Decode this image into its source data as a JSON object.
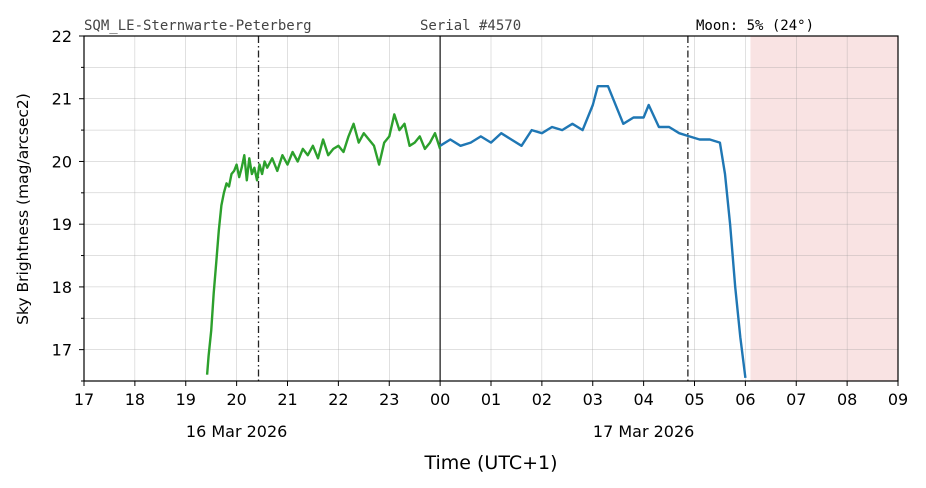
{
  "header": {
    "station": "SQM_LE-Sternwarte-Peterberg",
    "serial": "Serial #4570",
    "moon": "Moon: 5% (24°)"
  },
  "chart_data": {
    "type": "line",
    "title": "",
    "xlabel": "Time (UTC+1)",
    "ylabel": "Sky Brightness (mag/arcsec2)",
    "x_unit": "hours from 16 Mar 2026 00:00 (UTC+1)",
    "xlim": [
      17,
      33
    ],
    "ylim": [
      16.5,
      22
    ],
    "x_ticks": [
      17,
      18,
      19,
      20,
      21,
      22,
      23,
      24,
      25,
      26,
      27,
      28,
      29,
      30,
      31,
      32,
      33
    ],
    "x_tick_labels": [
      "17",
      "18",
      "19",
      "20",
      "21",
      "22",
      "23",
      "00",
      "01",
      "02",
      "03",
      "04",
      "05",
      "06",
      "07",
      "08",
      "09"
    ],
    "y_ticks": [
      17,
      18,
      19,
      20,
      21,
      22
    ],
    "y_tick_labels": [
      "17",
      "18",
      "19",
      "20",
      "21",
      "22"
    ],
    "date_labels": [
      {
        "x": 20,
        "text": "16 Mar 2026"
      },
      {
        "x": 28,
        "text": "17 Mar 2026"
      }
    ],
    "grid": true,
    "vlines": [
      {
        "x": 20.43,
        "style": "dashdot"
      },
      {
        "x": 24.0,
        "style": "solid"
      },
      {
        "x": 28.87,
        "style": "dashdot"
      }
    ],
    "shaded_region": {
      "x_start": 30.1,
      "x_end": 33,
      "color": "#f9e3e3"
    },
    "series": [
      {
        "color": "#2ca02c",
        "x": [
          19.42,
          19.45,
          19.5,
          19.55,
          19.6,
          19.65,
          19.7,
          19.75,
          19.8,
          19.85,
          19.9,
          19.95,
          20.0,
          20.05,
          20.1,
          20.15,
          20.2,
          20.25,
          20.3,
          20.35,
          20.4,
          20.45,
          20.5,
          20.55,
          20.6,
          20.7,
          20.8,
          20.9,
          21.0,
          21.1,
          21.2,
          21.3,
          21.4,
          21.5,
          21.6,
          21.7,
          21.8,
          21.9,
          22.0,
          22.1,
          22.2,
          22.3,
          22.4,
          22.5,
          22.6,
          22.7,
          22.8,
          22.9,
          23.0,
          23.1,
          23.2,
          23.3,
          23.4,
          23.5,
          23.6,
          23.7,
          23.8,
          23.9,
          24.0
        ],
        "values": [
          16.6,
          16.9,
          17.3,
          17.9,
          18.4,
          18.9,
          19.3,
          19.5,
          19.65,
          19.6,
          19.8,
          19.85,
          19.95,
          19.75,
          19.9,
          20.1,
          19.7,
          20.05,
          19.8,
          19.9,
          19.7,
          19.95,
          19.8,
          20.0,
          19.9,
          20.05,
          19.85,
          20.1,
          19.95,
          20.15,
          20.0,
          20.2,
          20.1,
          20.25,
          20.05,
          20.35,
          20.1,
          20.2,
          20.25,
          20.15,
          20.4,
          20.6,
          20.3,
          20.45,
          20.35,
          20.25,
          19.95,
          20.3,
          20.4,
          20.75,
          20.5,
          20.6,
          20.25,
          20.3,
          20.4,
          20.2,
          20.3,
          20.45,
          20.2
        ]
      },
      {
        "color": "#1f77b4",
        "x": [
          24.0,
          24.2,
          24.4,
          24.6,
          24.8,
          25.0,
          25.2,
          25.4,
          25.6,
          25.8,
          26.0,
          26.2,
          26.4,
          26.6,
          26.8,
          27.0,
          27.1,
          27.2,
          27.3,
          27.5,
          27.6,
          27.8,
          28.0,
          28.1,
          28.3,
          28.5,
          28.7,
          28.9,
          29.1,
          29.3,
          29.5,
          29.6,
          29.7,
          29.8,
          29.9,
          30.0
        ],
        "values": [
          20.25,
          20.35,
          20.25,
          20.3,
          20.4,
          20.3,
          20.45,
          20.35,
          20.25,
          20.5,
          20.45,
          20.55,
          20.5,
          20.6,
          20.5,
          20.9,
          21.2,
          21.2,
          21.2,
          20.8,
          20.6,
          20.7,
          20.7,
          20.9,
          20.55,
          20.55,
          20.45,
          20.4,
          20.35,
          20.35,
          20.3,
          19.8,
          19.0,
          18.0,
          17.2,
          16.55
        ]
      }
    ]
  }
}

· · · ·

(Aim) Make an exact copy of the records shown above, without the pictures.

(Task response)
Decode this image into its source data as a JSON object.
{
  "header": {
    "station": "SQM_LE-Sternwarte-Peterberg",
    "serial": "Serial #4570",
    "moon": "Moon: 5% (24°)"
  },
  "chart_data": {
    "type": "line",
    "title": "",
    "xlabel": "Time (UTC+1)",
    "ylabel": "Sky Brightness (mag/arcsec2)",
    "x_unit": "hours from 16 Mar 2026 00:00 (UTC+1)",
    "xlim": [
      17,
      33
    ],
    "ylim": [
      16.5,
      22
    ],
    "x_ticks": [
      17,
      18,
      19,
      20,
      21,
      22,
      23,
      24,
      25,
      26,
      27,
      28,
      29,
      30,
      31,
      32,
      33
    ],
    "x_tick_labels": [
      "17",
      "18",
      "19",
      "20",
      "21",
      "22",
      "23",
      "00",
      "01",
      "02",
      "03",
      "04",
      "05",
      "06",
      "07",
      "08",
      "09"
    ],
    "y_ticks": [
      17,
      18,
      19,
      20,
      21,
      22
    ],
    "y_tick_labels": [
      "17",
      "18",
      "19",
      "20",
      "21",
      "22"
    ],
    "date_labels": [
      {
        "x": 20,
        "text": "16 Mar 2026"
      },
      {
        "x": 28,
        "text": "17 Mar 2026"
      }
    ],
    "grid": true,
    "vlines": [
      {
        "x": 20.43,
        "style": "dashdot"
      },
      {
        "x": 24.0,
        "style": "solid"
      },
      {
        "x": 28.87,
        "style": "dashdot"
      }
    ],
    "shaded_region": {
      "x_start": 30.1,
      "x_end": 33,
      "color": "#f9e3e3"
    },
    "series": [
      {
        "color": "#2ca02c",
        "x": [
          19.42,
          19.45,
          19.5,
          19.55,
          19.6,
          19.65,
          19.7,
          19.75,
          19.8,
          19.85,
          19.9,
          19.95,
          20.0,
          20.05,
          20.1,
          20.15,
          20.2,
          20.25,
          20.3,
          20.35,
          20.4,
          20.45,
          20.5,
          20.55,
          20.6,
          20.7,
          20.8,
          20.9,
          21.0,
          21.1,
          21.2,
          21.3,
          21.4,
          21.5,
          21.6,
          21.7,
          21.8,
          21.9,
          22.0,
          22.1,
          22.2,
          22.3,
          22.4,
          22.5,
          22.6,
          22.7,
          22.8,
          22.9,
          23.0,
          23.1,
          23.2,
          23.3,
          23.4,
          23.5,
          23.6,
          23.7,
          23.8,
          23.9,
          24.0
        ],
        "values": [
          16.6,
          16.9,
          17.3,
          17.9,
          18.4,
          18.9,
          19.3,
          19.5,
          19.65,
          19.6,
          19.8,
          19.85,
          19.95,
          19.75,
          19.9,
          20.1,
          19.7,
          20.05,
          19.8,
          19.9,
          19.7,
          19.95,
          19.8,
          20.0,
          19.9,
          20.05,
          19.85,
          20.1,
          19.95,
          20.15,
          20.0,
          20.2,
          20.1,
          20.25,
          20.05,
          20.35,
          20.1,
          20.2,
          20.25,
          20.15,
          20.4,
          20.6,
          20.3,
          20.45,
          20.35,
          20.25,
          19.95,
          20.3,
          20.4,
          20.75,
          20.5,
          20.6,
          20.25,
          20.3,
          20.4,
          20.2,
          20.3,
          20.45,
          20.2
        ]
      },
      {
        "color": "#1f77b4",
        "x": [
          24.0,
          24.2,
          24.4,
          24.6,
          24.8,
          25.0,
          25.2,
          25.4,
          25.6,
          25.8,
          26.0,
          26.2,
          26.4,
          26.6,
          26.8,
          27.0,
          27.1,
          27.2,
          27.3,
          27.5,
          27.6,
          27.8,
          28.0,
          28.1,
          28.3,
          28.5,
          28.7,
          28.9,
          29.1,
          29.3,
          29.5,
          29.6,
          29.7,
          29.8,
          29.9,
          30.0
        ],
        "values": [
          20.25,
          20.35,
          20.25,
          20.3,
          20.4,
          20.3,
          20.45,
          20.35,
          20.25,
          20.5,
          20.45,
          20.55,
          20.5,
          20.6,
          20.5,
          20.9,
          21.2,
          21.2,
          21.2,
          20.8,
          20.6,
          20.7,
          20.7,
          20.9,
          20.55,
          20.55,
          20.45,
          20.4,
          20.35,
          20.35,
          20.3,
          19.8,
          19.0,
          18.0,
          17.2,
          16.55
        ]
      }
    ]
  }
}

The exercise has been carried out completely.